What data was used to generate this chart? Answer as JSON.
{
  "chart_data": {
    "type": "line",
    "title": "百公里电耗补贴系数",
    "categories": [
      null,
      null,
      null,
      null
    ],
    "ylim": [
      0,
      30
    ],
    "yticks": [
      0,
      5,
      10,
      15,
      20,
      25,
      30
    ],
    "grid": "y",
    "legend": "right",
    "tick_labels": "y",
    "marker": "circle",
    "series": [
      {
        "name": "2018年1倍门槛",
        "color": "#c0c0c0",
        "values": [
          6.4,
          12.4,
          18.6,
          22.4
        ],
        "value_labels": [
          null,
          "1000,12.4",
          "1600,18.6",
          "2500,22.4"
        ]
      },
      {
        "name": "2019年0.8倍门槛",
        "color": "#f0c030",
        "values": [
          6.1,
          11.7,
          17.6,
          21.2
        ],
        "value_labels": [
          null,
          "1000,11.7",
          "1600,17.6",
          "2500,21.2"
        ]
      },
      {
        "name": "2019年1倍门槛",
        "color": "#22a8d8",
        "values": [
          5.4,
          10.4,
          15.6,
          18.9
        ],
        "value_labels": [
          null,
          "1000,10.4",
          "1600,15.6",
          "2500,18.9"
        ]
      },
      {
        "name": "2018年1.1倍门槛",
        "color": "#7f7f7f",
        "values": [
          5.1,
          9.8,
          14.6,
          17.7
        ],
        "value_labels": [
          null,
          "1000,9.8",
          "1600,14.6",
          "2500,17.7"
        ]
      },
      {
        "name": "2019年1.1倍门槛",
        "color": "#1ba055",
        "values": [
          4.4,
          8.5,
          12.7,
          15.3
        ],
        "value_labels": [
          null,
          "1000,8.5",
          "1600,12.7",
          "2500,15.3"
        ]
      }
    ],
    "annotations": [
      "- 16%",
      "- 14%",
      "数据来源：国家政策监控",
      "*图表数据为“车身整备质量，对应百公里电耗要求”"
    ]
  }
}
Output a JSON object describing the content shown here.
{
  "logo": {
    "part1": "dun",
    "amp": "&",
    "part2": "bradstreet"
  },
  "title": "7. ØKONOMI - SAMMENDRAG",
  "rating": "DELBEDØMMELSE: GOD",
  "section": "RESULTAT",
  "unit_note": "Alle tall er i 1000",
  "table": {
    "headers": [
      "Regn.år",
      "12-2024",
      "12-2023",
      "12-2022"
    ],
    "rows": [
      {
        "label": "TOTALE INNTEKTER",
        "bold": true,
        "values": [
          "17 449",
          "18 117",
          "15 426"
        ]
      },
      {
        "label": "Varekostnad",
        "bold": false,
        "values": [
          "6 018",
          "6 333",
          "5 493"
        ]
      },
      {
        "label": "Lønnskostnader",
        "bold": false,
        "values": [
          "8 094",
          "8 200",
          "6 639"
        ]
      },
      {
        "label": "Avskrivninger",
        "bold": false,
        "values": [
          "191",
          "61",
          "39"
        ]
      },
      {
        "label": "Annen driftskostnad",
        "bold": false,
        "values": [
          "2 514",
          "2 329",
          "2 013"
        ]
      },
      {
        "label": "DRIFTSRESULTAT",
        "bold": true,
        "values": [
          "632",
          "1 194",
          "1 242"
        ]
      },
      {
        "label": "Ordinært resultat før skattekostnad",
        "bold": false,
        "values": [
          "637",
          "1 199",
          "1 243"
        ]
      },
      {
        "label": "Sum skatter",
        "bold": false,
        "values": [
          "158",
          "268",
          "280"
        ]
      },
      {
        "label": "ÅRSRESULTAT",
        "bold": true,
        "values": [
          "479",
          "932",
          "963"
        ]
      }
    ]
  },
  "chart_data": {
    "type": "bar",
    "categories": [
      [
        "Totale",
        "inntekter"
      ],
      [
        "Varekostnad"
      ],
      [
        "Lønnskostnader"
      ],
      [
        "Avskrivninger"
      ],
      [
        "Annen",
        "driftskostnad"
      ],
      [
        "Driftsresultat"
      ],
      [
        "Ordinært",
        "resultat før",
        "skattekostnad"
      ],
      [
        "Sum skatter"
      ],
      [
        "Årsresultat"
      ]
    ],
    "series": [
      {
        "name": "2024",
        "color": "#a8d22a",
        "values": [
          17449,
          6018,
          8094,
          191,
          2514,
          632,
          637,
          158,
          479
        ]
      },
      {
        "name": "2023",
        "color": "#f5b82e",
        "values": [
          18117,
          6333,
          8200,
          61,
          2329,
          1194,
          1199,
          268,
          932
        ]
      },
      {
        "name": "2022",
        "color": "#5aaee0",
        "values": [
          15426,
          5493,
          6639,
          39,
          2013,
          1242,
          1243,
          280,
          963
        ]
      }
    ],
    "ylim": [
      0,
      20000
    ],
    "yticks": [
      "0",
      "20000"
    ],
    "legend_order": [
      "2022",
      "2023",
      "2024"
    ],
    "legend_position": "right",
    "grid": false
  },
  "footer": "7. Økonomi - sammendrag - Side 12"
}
::::::::::
[Problem]: Extract all lines from the material above that include the word "title".

[Solution to this task]:
    "title": "百公里电耗补贴系数",
  "title": "7. ØKONOMI - SAMMENDRAG",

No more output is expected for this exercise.